### 課題一覧
• A. 歓送迎会後の事故に関する判例の本文から、「この歓送迎会後の交通事故によ」を含む語句で始まり「もの」と評価できたためです。」で終わる部分を、一字も変えずに書き写してください。
• B. 歓送迎会後の事故に関する判例の本文を引き継ぎ、最後の文の後から続きを書いてください。

### 本文

最高裁昭和59年5月29日判決によれば、「業務上の事由」といえるかの要件の一つとして、労働者が労働契約に基づき事業主の支配下にある状態において当該災害が発生したことが必要であるとされています。
平成28年7月8日 最高裁判例の事案
今回の事案は、会社の指示で提出すべき期限が翌日に迫った資料の作成業務を、会社の歓送迎会(以下、「飲み会」)の開始時刻後も事業場で行っていた従業員が、その作成業務を一時中断して歓送迎会に途中から参加した後、その作成業務を再開するため会社の所有している乗用車を運転して事業場に戻る際、飲み会に参加していた研修生らを送るため、研修生らの自宅に向かう途上で交通事故に遭い、この従業員が死亡したというものです。
この歓送迎会後の交通事故による死亡が、労働契約に基づき事業主の支配下にある状態において発生した「災害」と認められました。
判例のポイント
もっとも、この判例では、会社の懇親会や歓送迎会というような「飲み会」を、「会社」の関係だからといって直ちに「業務上」としているわけではありません。
この判決において、労働者が労働契約に基づき事業主の支配下にある状態であったといえるかの認定で重視されたのは、「会社が、その従業員に、職務上、その行動をとることを要請したものということができるか」という点であると考えられます。
死亡した従業員(以下、「A」とします。)に「業務上の事由」が認められた理由は、①飲み会の参加までの経緯、②飲み会後、業務再開のために会社に戻らなければならなかった事情、③飲み会後、研修生を住居まで送ることとなったことの一連の事情から、会社がAに「職務上」、「一連の行動をとることを要請していたもの」と評価できたためです。

### 提示資料
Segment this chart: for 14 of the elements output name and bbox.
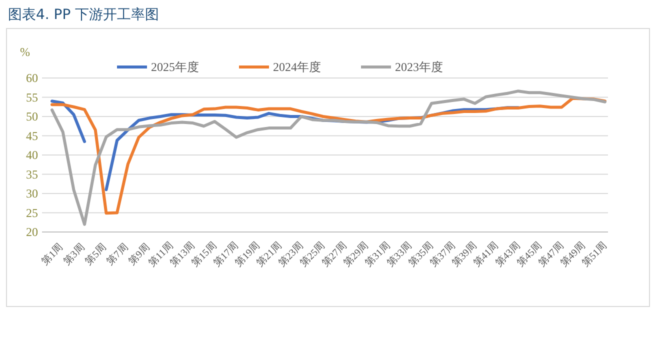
y-tick-label: 40 — [26, 148, 38, 162]
y-tick-label: 55 — [26, 90, 38, 104]
y-tick-label: 30 — [26, 186, 38, 201]
legend-label: 2025年度 — [151, 60, 199, 74]
y-tick-label: 25 — [26, 206, 38, 220]
y-tick-label: 50 — [26, 110, 38, 124]
y-tick-label: 35 — [26, 167, 38, 182]
y-tick-label: 60 — [26, 71, 38, 86]
legend-label: 2023年度 — [395, 60, 443, 74]
chart-title: 图表4. PP 下游开工率图 — [8, 7, 160, 23]
legend-label: 2024年度 — [273, 60, 321, 74]
y-tick-label: 20 — [26, 225, 38, 240]
y-tick-label: 45 — [26, 128, 38, 143]
y-axis-title: % — [20, 45, 30, 59]
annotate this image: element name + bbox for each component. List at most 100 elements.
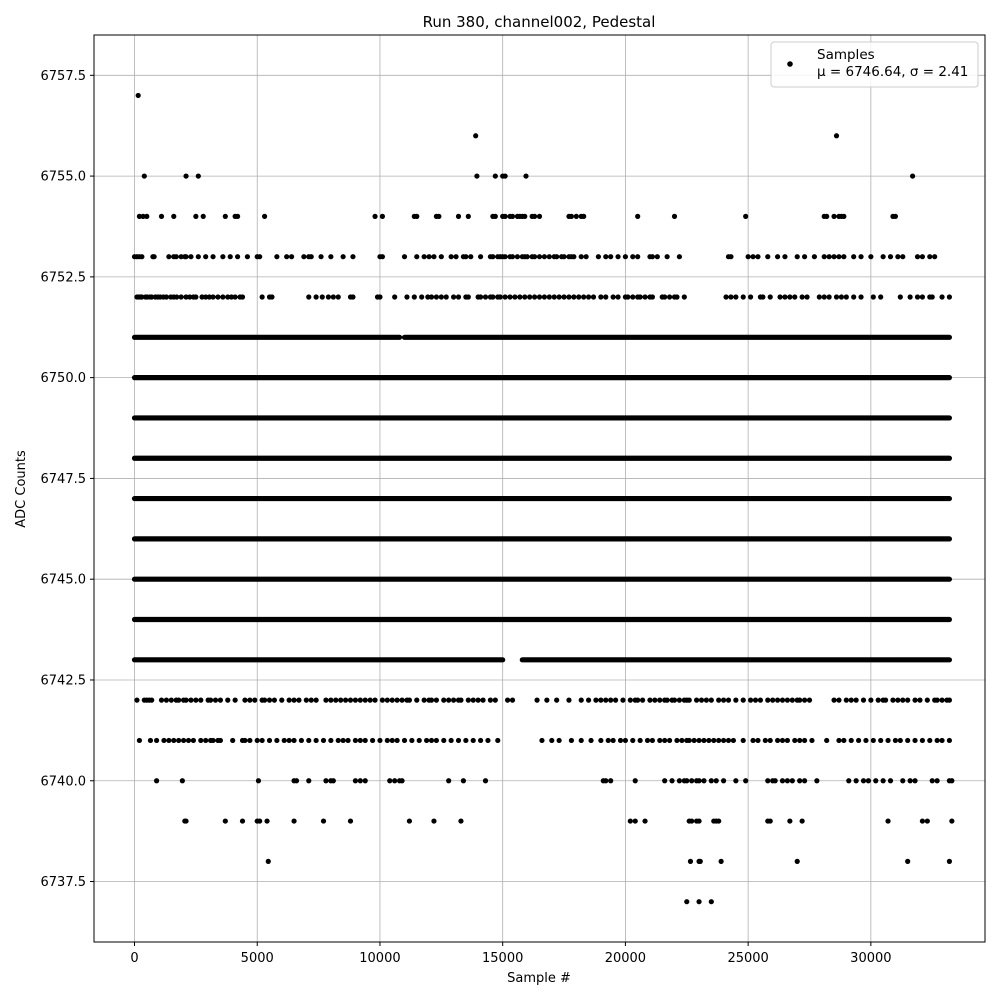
data-point [608, 697, 614, 703]
data-point [242, 737, 248, 744]
data-point [264, 818, 270, 824]
data-point [215, 294, 221, 300]
x-tick-label: 5000 [241, 951, 274, 966]
data-point [428, 697, 435, 703]
data-point [291, 737, 297, 744]
data-point [269, 294, 275, 300]
data-point [554, 254, 560, 260]
data-point [573, 213, 579, 219]
data-point [288, 254, 295, 260]
data-point [203, 737, 209, 744]
data-point [919, 818, 926, 824]
data-point [333, 697, 339, 703]
data-point [301, 254, 307, 260]
data-point [789, 778, 795, 784]
data-point [892, 737, 899, 744]
data-point [929, 778, 935, 784]
y-tick-label: 6750.0 [41, 371, 87, 386]
data-point [474, 173, 480, 179]
data-point [939, 294, 945, 300]
data-point [583, 254, 589, 260]
data-point [603, 294, 609, 300]
data-point [328, 697, 334, 703]
data-point [183, 697, 189, 703]
data-point [554, 697, 560, 703]
data-point [927, 737, 933, 744]
data-point [492, 213, 498, 219]
data-point [477, 254, 484, 260]
data-point [406, 697, 413, 703]
data-point [409, 737, 415, 744]
data-point [306, 294, 312, 300]
data-point [723, 294, 729, 300]
data-point [173, 254, 179, 260]
data-point [912, 697, 918, 703]
data-point [328, 737, 334, 744]
data-point [851, 254, 857, 260]
data-point [149, 697, 155, 703]
data-point [512, 294, 518, 300]
data-point [578, 697, 584, 703]
data-point [347, 818, 354, 824]
data-point [171, 213, 177, 219]
data-point [485, 737, 491, 744]
x-axis-label: Sample # [507, 971, 571, 986]
data-point [804, 294, 810, 300]
data-point [549, 737, 555, 744]
data-point [524, 254, 530, 260]
data-point [703, 697, 710, 703]
data-point [465, 213, 471, 219]
data-point [428, 294, 435, 300]
data-point [266, 697, 273, 703]
data-point [199, 294, 205, 300]
data-point [492, 697, 498, 703]
data-point [743, 778, 749, 784]
data-point [477, 294, 484, 300]
data-point [313, 294, 319, 300]
data-point [919, 254, 926, 260]
axis-ticks: 0 5000 10000 15000 20000 25000 30000 6737.5 6740… [41, 69, 892, 966]
y-tick-label: 6755.0 [41, 170, 87, 185]
data-point [252, 697, 258, 703]
data-point [946, 737, 953, 744]
data-point [949, 778, 955, 784]
data-point [747, 697, 754, 703]
data-point [765, 254, 771, 260]
data-point [441, 737, 447, 744]
data-point [340, 254, 346, 260]
data-point [863, 737, 869, 744]
data-point [878, 294, 884, 300]
data-point [622, 254, 629, 260]
data-point [639, 697, 646, 703]
data-point [725, 737, 732, 744]
data-point [318, 254, 324, 260]
y-tick-label: 6737.5 [41, 875, 87, 890]
data-point [230, 737, 236, 744]
data-point [207, 697, 214, 703]
data-point [846, 778, 852, 784]
data-point [135, 92, 141, 99]
data-point [750, 737, 756, 744]
data-point [833, 133, 840, 139]
data-point [203, 294, 209, 300]
data-point [473, 133, 479, 139]
data-point [446, 697, 452, 703]
data-point [527, 294, 533, 300]
data-point [303, 697, 309, 703]
data-point [779, 697, 786, 703]
data-point [632, 818, 638, 824]
data-point [841, 737, 847, 744]
data-point [571, 294, 577, 300]
data-point [281, 737, 287, 744]
data-point [706, 737, 712, 744]
data-point [330, 294, 336, 300]
data-point [728, 254, 734, 260]
data-point [740, 697, 746, 703]
data-point [836, 697, 842, 703]
data-point [225, 294, 231, 300]
data-point [217, 737, 224, 744]
data-point [416, 737, 422, 744]
data-point [642, 294, 648, 300]
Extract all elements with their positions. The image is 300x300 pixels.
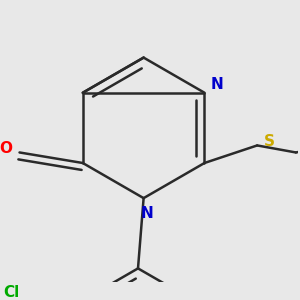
Text: N: N: [211, 77, 224, 92]
Text: S: S: [264, 134, 275, 149]
Text: N: N: [141, 206, 154, 221]
Text: Cl: Cl: [3, 286, 20, 300]
Text: O: O: [0, 141, 12, 156]
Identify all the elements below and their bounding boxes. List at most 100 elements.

### 解答例
• A.
この歓送迎会後の交通事故による死亡が、労働契約に基づき事業主の支配下にある状態において発生した「災害」と認められました。
判例のポイント
もっとも、この判例では、会社の懇親会や歓送迎会というような「飲み会」を、「会社」の関係だからといって直ちに「業務上」としているわけではありません。
この判決において、労働者が労働契約に基づき事業主の支配下にある状態であったといえるかの認定で重視されたのは、「会社が、その従業員に、職務上、その行動をとることを要請したものということができるか」という点であると考えられます。
死亡した従業員(以下、「A」とします。)に「業務上の事由」が認められた理由は、①飲み会の参加までの経緯、②飲み会後、業務再開のために会社に戻らなければならなかった事情、③飲み会後、研修生を住居まで送ることとなったことの一連の事情から、会社がAに「職務上」、「一連の行動をとることを要請していたもの」と評価できたためです。

• B.
「職務上」「一連の行動をとることを要請していたもの」と評価された理由
①飲み会の参加までの経緯および②飲み会後、業務再開のために会社に戻らなければならなかった事情
Aは、翌日に迫った業務の期限を理由に、社長業務を代行していた上司(以下、「上司」といいます。)からの飲み会参加の個別の打診を断りました。しかし、上司は、「今日が最後だから」などと、Aに対し強い意向を示していました。その一方で、翌日に迫った業務については、提出期限の延期等の措置は執られず、むしろ飲み会終了後、その業務に上司も加わる旨伝えられていたのです。
これらの事情により、Aは、
●上司の意向等により飲み会に参加しないわけにはいかない状況 に置かれ、
●結果として、飲み会の終了後に業務を再開するために事業場に戻ることを余儀なくされた
といえるため、会社側が、Aに対し、職務上、これらの一連の行動をとることを要請していたものであると評価されました。
さらに、本件の飲み会は、連携会社の関係強化等に寄与するものとして会社で企画された行事の一環であり、従業員ら全員に参加が要請されていました。飲み会の費用も会社の経費から支払われていました。
つまり、飲み会自体が会社の事業活動に密接に関連するものであるといえたのです。
③飲み会後、研修生を住居まで送ることとなった事情
しかし、飲み会の参加と事業場への帰還が職務上要求された「業務」といえたとしても、今回Aが死亡する原因となった交通事故は、飲み会の参加者を自宅に送る途中で起こったものです。そうであれば、会社から要請されたものではないように思えます。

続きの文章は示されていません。